▶ _THE REQUEST_: Restate the data word for word and leave the images out.

☆ ☆ ☆ ☆

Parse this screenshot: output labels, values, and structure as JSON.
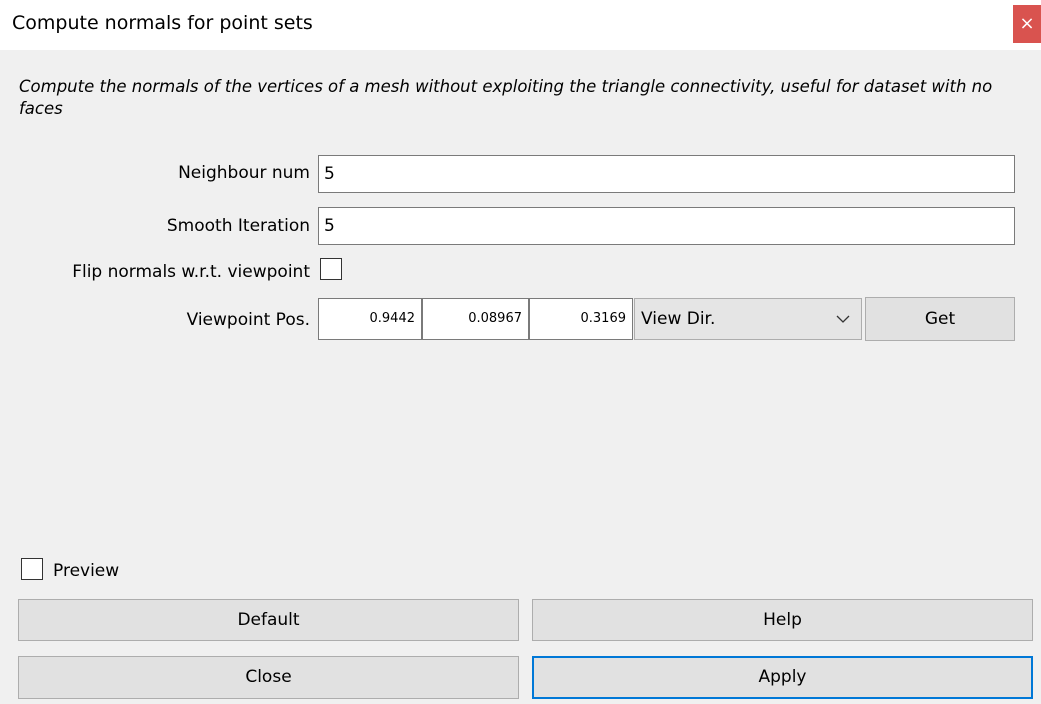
{
  "window": {
    "title": "Compute normals for point sets",
    "close_glyph": "×"
  },
  "description": "Compute the normals of the vertices of a mesh without exploiting the triangle connectivity, useful for dataset with no faces",
  "params": {
    "neighbour_num": {
      "label": "Neighbour num",
      "value": "5"
    },
    "smooth_iteration": {
      "label": "Smooth Iteration",
      "value": "5"
    },
    "flip_normals": {
      "label": "Flip normals w.r.t. viewpoint",
      "checked": false
    },
    "viewpoint": {
      "label": "Viewpoint Pos.",
      "x": "0.9442",
      "y": "0.08967",
      "z": "0.3169",
      "mode": "View Dir.",
      "get_label": "Get"
    }
  },
  "preview": {
    "label": "Preview",
    "checked": false
  },
  "buttons": {
    "default": "Default",
    "help": "Help",
    "close": "Close",
    "apply": "Apply"
  },
  "colors": {
    "close_button": "#d9534f",
    "focus_border": "#0078d7"
  }
}
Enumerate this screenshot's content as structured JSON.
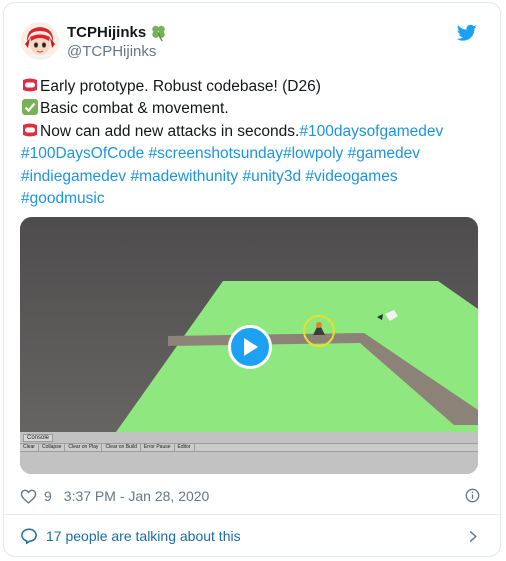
{
  "author": {
    "display_name": "TCPHijinks",
    "handle": "@TCPHijinks",
    "avatar_icon": "anime-character-avatar",
    "badge_icon": "four-leaf-clover-icon"
  },
  "tweet": {
    "lines": [
      {
        "emoji": "name-badge-emoji",
        "segments": [
          {
            "text": "Early prototype. Robust codebase! (D26)",
            "hashtag": false
          }
        ]
      },
      {
        "emoji": "check-mark-emoji",
        "segments": [
          {
            "text": "Basic combat & movement.",
            "hashtag": false
          }
        ]
      },
      {
        "emoji": "name-badge-emoji",
        "segments": [
          {
            "text": "Now can add new attacks in seconds.",
            "hashtag": false
          },
          {
            "text": "#100daysofgamedev",
            "hashtag": true
          }
        ]
      },
      {
        "emoji": "",
        "segments": [
          {
            "text": "#100DaysOfCode",
            "hashtag": true
          },
          {
            "text": " ",
            "hashtag": false
          },
          {
            "text": "#screenshotsunday",
            "hashtag": true
          },
          {
            "text": "#lowpoly",
            "hashtag": true
          },
          {
            "text": " ",
            "hashtag": false
          },
          {
            "text": "#gamedev",
            "hashtag": true
          }
        ]
      },
      {
        "emoji": "",
        "segments": [
          {
            "text": "#indiegamedev",
            "hashtag": true
          },
          {
            "text": " ",
            "hashtag": false
          },
          {
            "text": "#madewithunity",
            "hashtag": true
          },
          {
            "text": " ",
            "hashtag": false
          },
          {
            "text": "#unity3d",
            "hashtag": true
          },
          {
            "text": " ",
            "hashtag": false
          },
          {
            "text": "#videogames",
            "hashtag": true
          }
        ]
      },
      {
        "emoji": "",
        "segments": [
          {
            "text": "#goodmusic",
            "hashtag": true
          }
        ]
      }
    ]
  },
  "media": {
    "type": "video",
    "play_icon": "play-icon",
    "console": {
      "title": "Console",
      "buttons": [
        "Clear",
        "Collapse",
        "Clear on Play",
        "Clear on Build",
        "Error Pause",
        "Editor"
      ]
    }
  },
  "footer": {
    "like_count": "9",
    "timestamp": "3:37 PM - Jan 28, 2020",
    "talking": "17 people are talking about this"
  },
  "colors": {
    "text": "#14171a",
    "secondary": "#657786",
    "hashtag": "#1b95e0",
    "twitter_blue": "#1da1f2",
    "link_dark": "#1b6ba5",
    "ground_green": "#8fe87f",
    "path_tan": "#8c8278"
  }
}
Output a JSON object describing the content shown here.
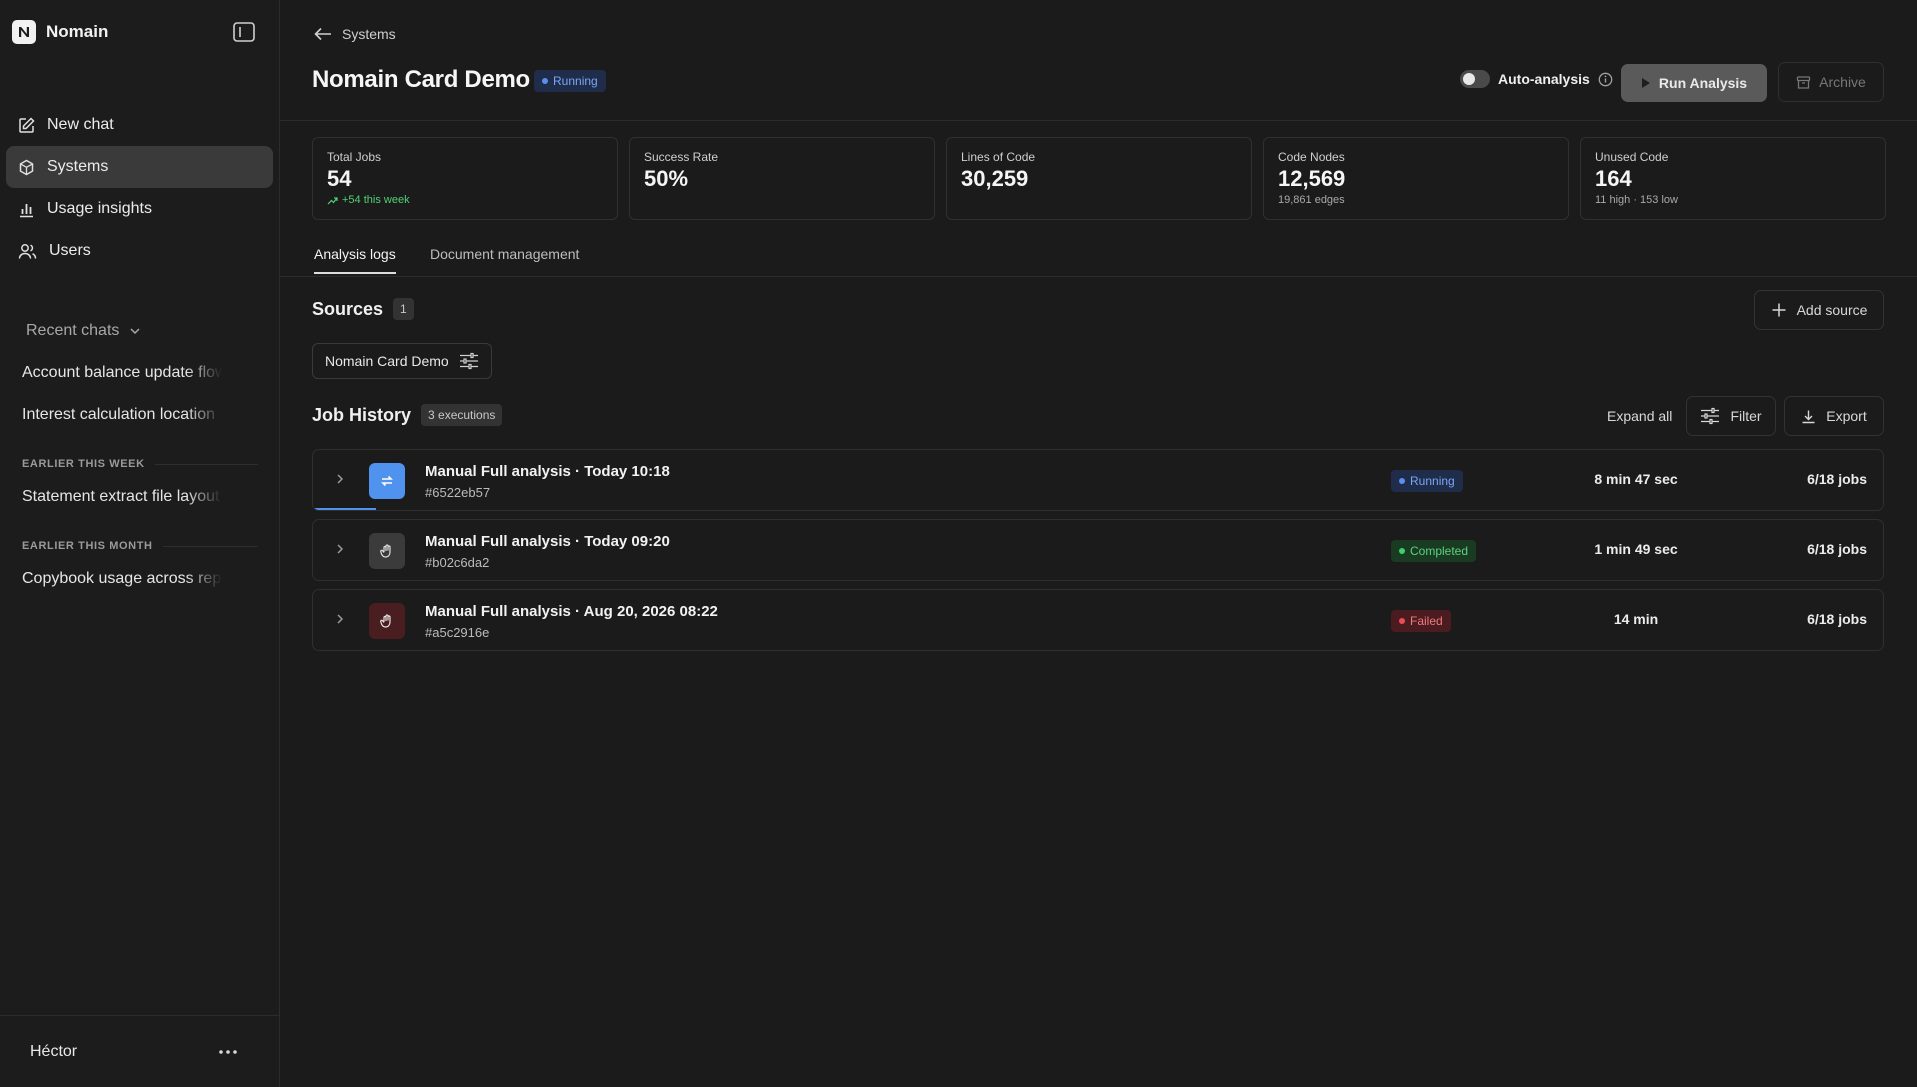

☆ ☆ ☆ ☆

▶ _REPLY_:
Parse this screenshot: output labels, values, and structure as JSON.
{
  "window": {
    "title": "Compute normals for point sets",
    "close_glyph": "×"
  },
  "description": "Compute the normals of the vertices of a mesh without exploiting the triangle connectivity, useful for dataset with no faces",
  "params": {
    "neighbour_num": {
      "label": "Neighbour num",
      "value": "5"
    },
    "smooth_iteration": {
      "label": "Smooth Iteration",
      "value": "5"
    },
    "flip_normals": {
      "label": "Flip normals w.r.t. viewpoint",
      "checked": false
    },
    "viewpoint": {
      "label": "Viewpoint Pos.",
      "x": "0.9442",
      "y": "0.08967",
      "z": "0.3169",
      "mode": "View Dir.",
      "get_label": "Get"
    }
  },
  "preview": {
    "label": "Preview",
    "checked": false
  },
  "buttons": {
    "default": "Default",
    "help": "Help",
    "close": "Close",
    "apply": "Apply"
  },
  "colors": {
    "close_button": "#d9534f",
    "focus_border": "#0078d7"
  }
}
Enumerate this screenshot's content as structured JSON.
{
  "author": {
    "display_name": "TCPHijinks",
    "handle": "@TCPHijinks",
    "avatar_icon": "anime-character-avatar",
    "badge_icon": "four-leaf-clover-icon"
  },
  "tweet": {
    "lines": [
      {
        "emoji": "name-badge-emoji",
        "segments": [
          {
            "text": "Early prototype. Robust codebase! (D26)",
            "hashtag": false
          }
        ]
      },
      {
        "emoji": "check-mark-emoji",
        "segments": [
          {
            "text": "Basic combat & movement.",
            "hashtag": false
          }
        ]
      },
      {
        "emoji": "name-badge-emoji",
        "segments": [
          {
            "text": "Now can add new attacks in seconds.",
            "hashtag": false
          },
          {
            "text": "#100daysofgamedev",
            "hashtag": true
          }
        ]
      },
      {
        "emoji": "",
        "segments": [
          {
            "text": "#100DaysOfCode",
            "hashtag": true
          },
          {
            "text": " ",
            "hashtag": false
          },
          {
            "text": "#screenshotsunday",
            "hashtag": true
          },
          {
            "text": "#lowpoly",
            "hashtag": true
          },
          {
            "text": " ",
            "hashtag": false
          },
          {
            "text": "#gamedev",
            "hashtag": true
          }
        ]
      },
      {
        "emoji": "",
        "segments": [
          {
            "text": "#indiegamedev",
            "hashtag": true
          },
          {
            "text": " ",
            "hashtag": false
          },
          {
            "text": "#madewithunity",
            "hashtag": true
          },
          {
            "text": " ",
            "hashtag": false
          },
          {
            "text": "#unity3d",
            "hashtag": true
          },
          {
            "text": " ",
            "hashtag": false
          },
          {
            "text": "#videogames",
            "hashtag": true
          }
        ]
      },
      {
        "emoji": "",
        "segments": [
          {
            "text": "#goodmusic",
            "hashtag": true
          }
        ]
      }
    ]
  },
  "media": {
    "type": "video",
    "play_icon": "play-icon",
    "console": {
      "title": "Console",
      "buttons": [
        "Clear",
        "Collapse",
        "Clear on Play",
        "Clear on Build",
        "Error Pause",
        "Editor"
      ]
    }
  },
  "footer": {
    "like_count": "9",
    "timestamp": "3:37 PM - Jan 28, 2020",
    "talking": "17 people are talking about this"
  },
  "colors": {
    "text": "#14171a",
    "secondary": "#657786",
    "hashtag": "#1b95e0",
    "twitter_blue": "#1da1f2",
    "link_dark": "#1b6ba5",
    "ground_green": "#8fe87f",
    "path_tan": "#8c8278"
  }
}
Output a JSON object describing the content shown here.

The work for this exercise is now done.